◆ **Instructions for the task**
Every record should be copied exactly, except that pictures are to be omitted.

◆ **Data excerpts**
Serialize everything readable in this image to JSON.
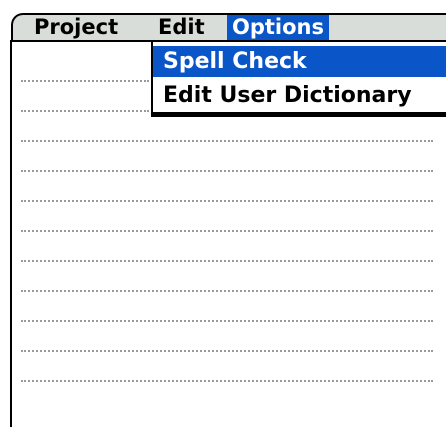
{
  "menubar": {
    "items": [
      {
        "label": "Project",
        "active": false
      },
      {
        "label": "Edit",
        "active": false
      },
      {
        "label": "Options",
        "active": true
      }
    ]
  },
  "options_menu": {
    "items": [
      {
        "label": "Spell Check",
        "selected": true
      },
      {
        "label": "Edit User Dictionary",
        "selected": false
      }
    ]
  },
  "note": {
    "line_count": 11
  },
  "colors": {
    "highlight": "#0a55c8",
    "menubar_bg": "#d9ddd9",
    "dotted_line": "#9a9a9a"
  }
}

◆ **Right answer**
Serialize everything readable in this image to JSON.
{
  "menubar": {
    "items": [
      {
        "label": "Project",
        "active": false
      },
      {
        "label": "Edit",
        "active": false
      },
      {
        "label": "Options",
        "active": true
      }
    ]
  },
  "options_menu": {
    "items": [
      {
        "label": "Spell Check",
        "selected": true
      },
      {
        "label": "Edit User Dictionary",
        "selected": false
      }
    ]
  },
  "note": {
    "line_count": 11
  },
  "colors": {
    "highlight": "#0a55c8",
    "menubar_bg": "#d9ddd9",
    "dotted_line": "#9a9a9a"
  }
}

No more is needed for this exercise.